:: ФРАГМЕНТ ИСТОЧНИКА ::

— Послушай, Клара, что побудило тебя написать именно такую книгу? Книгу о пятнадцатилетней девочке?
Вопрос был в общем не таким нелепым, как могло бы показаться… Но сначала, как принято в солидных предисловиях, я должна представить читателю мою собеседницу: прошу любить и жаловать — Клара Ярункова, словацкая писательница, женщина за сорок лет, но с таким великолепным чувством юмора, такая жизнерадостная, такого спортивного вида, что впору двадцатипятилетней. Помимо этих качеств, бросающихся в глаза сразу, я уловила в ней еще одно необычайно важное для писателя: способность необыкновенно точно и чутко понимать других людей, ощущать их состояние, угадывать каким-то шестым чувством ход их мыслей. Именно эта способность и заставила ее отнестись серьезно к моему на первый взгляд нелепому вопросу.
Ответила она вопросом:
— Тебе не кажется, что мы, взрослые, подчас слишком поверхностно относимся к миру детей и подростков?
— Вот именно! — воскликнула я, радуясь, что она поняла истинный смысл моего вопроса, который я не сумела выразить. — Именно это я и имела в виду: книгой своей ты хочешь показать, что надо уважать юного человека, который всегда — личность…
— Причем личность, порой более четко выраженная, чем личность взрослого. У взрослых уже многие острые углы пообтесала жизнь с ее заботами. А у ребят еще так резки грани между светом и тенью, что им гораздо труднее, чем нам, справляться с самими собой, когда они наталкиваются на несправедливость, на холодность, на обман… И это доставляет им глубокие страдания — у нас все это смягчено опытом, я бы сказала, закалкой против неприятностей. А что касается силы чувств, интенсивности переживаний, то они у них, по-моему, куда ярче, куда… первозданнее, что ли, чем у нас. И захотелось мне проследить, как справляется с этим девочка пятнадцати лет, которая уже не ребенок, но еще и не взрослая, у которой в душе и в голове намешано много и от детства и от зрелости… Самый он трудный для человека, этот переходный возраст! А вот интересно, о чем думала ты, когда читала мою книгу?
— Быть может, это тебе покажется странным или каким-то очень уж далеким сравнением, но я думала в это время, что Ромео и Джульетта погибли потому, что были еще детьми…
— А! — с удовлетворением воскликнула Клара.
— Правда? Ведь, будь они взрослее, они нашли бы выход, сумели бы постоять за себя, приспособиться, примениться к условиям. Только в ранней юности люди так бескомпромиссны, только в этом благословенном и проклятом возрасте могут они принимать такие смелые, такие детские, такие фантастические решения, последствий которых не умеют предвидеть… И когда я видела перед собой твою Ольгу Поломцеву, я думала: какое счастье, что с ней, около нее есть такие чудесные люди, как тетя Маша, как бабушка, как отец ее…
— Да… Я хотела немножко показать подростку и мир взрослых: пусть знают, кто им в помощь, кто их любит, кто бережет их. Я хотела, чтоб они, эти ребята, были справедливы к взрослым. Словами, конечно, никогда не передашь своего опыта, и это бесконечно жалко. Видишь иной раз, как юный человек поступает во вред себе, не умея еще ориентироваться в мире, и хочешь помочь ему, а он тебе не верит, отвергает твои советы, твой опыт, твои слова… И вот думается мне, что не словами, а образами, живыми примерами передать все это можно — если только литературные примеры могут быть живыми…
— Э, Клара, если литература талантлива и правдива, она жива. Разве не живы для нас Наташа Ростова, ее брат Петя — да что говорить, не один Толстой населил наш мир такими живыми и бессмертными людьми. И все они — наши личные знакомые, мы сопереживаем с ними. И, сопереживая, учимся на их опыте…
— А знаешь, в чем секрет? — улыбнулась Клара. — В том, чтобы писать правду. Не надо выдумывать искусственный мир для своих героев, выдумывать какие-то искусственные обстоятельства: жизнь так богата, что дает любой материал, и горький и радостный.

:::
:: ПРЕДОСТАВЛЕННЫЕ МАТЕРИАЛЫ ::

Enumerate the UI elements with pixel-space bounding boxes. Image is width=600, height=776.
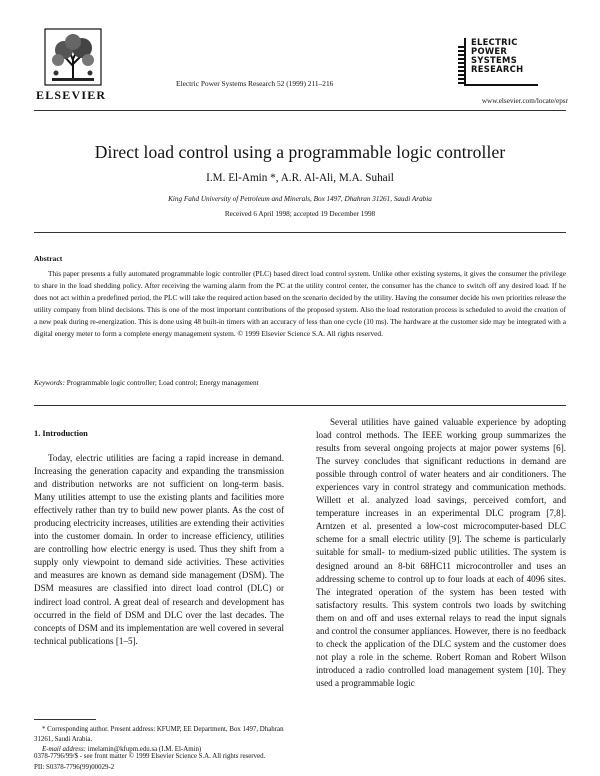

:::

→ **УСЛОВИЕ ЗАДАЧИ**
Повторите слово в слово фрагмент беседы о книге про пятнадцатилетнюю девочку, который начинается словами «Вопрос был в» и заканчивается словами «взгляд нелепому вопросу.».

→ **ОТВЕТ НА ЗАДАЧУ**
Вопрос был в общем не таким нелепым, как могло бы показаться… Но сначала, как принято в солидных предисловиях, я должна представить читателю мою собеседницу: прошу любить и жаловать — Клара Ярункова, словацкая писательница, женщина за сорок лет, но с таким великолепным чувством юмора, такая жизнерадостная, такого спортивного вида, что впору двадцатипятилетней. Помимо этих качеств, бросающихся в глаза сразу, я уловила в ней еще одно необычайно важное для писателя: способность необыкновенно точно и чутко понимать других людей, ощущать их состояние, угадывать каким-то шестым чувством ход их мыслей. Именно эта способность и заставила ее отнестись серьезно к моему на первый взгляд нелепому вопросу.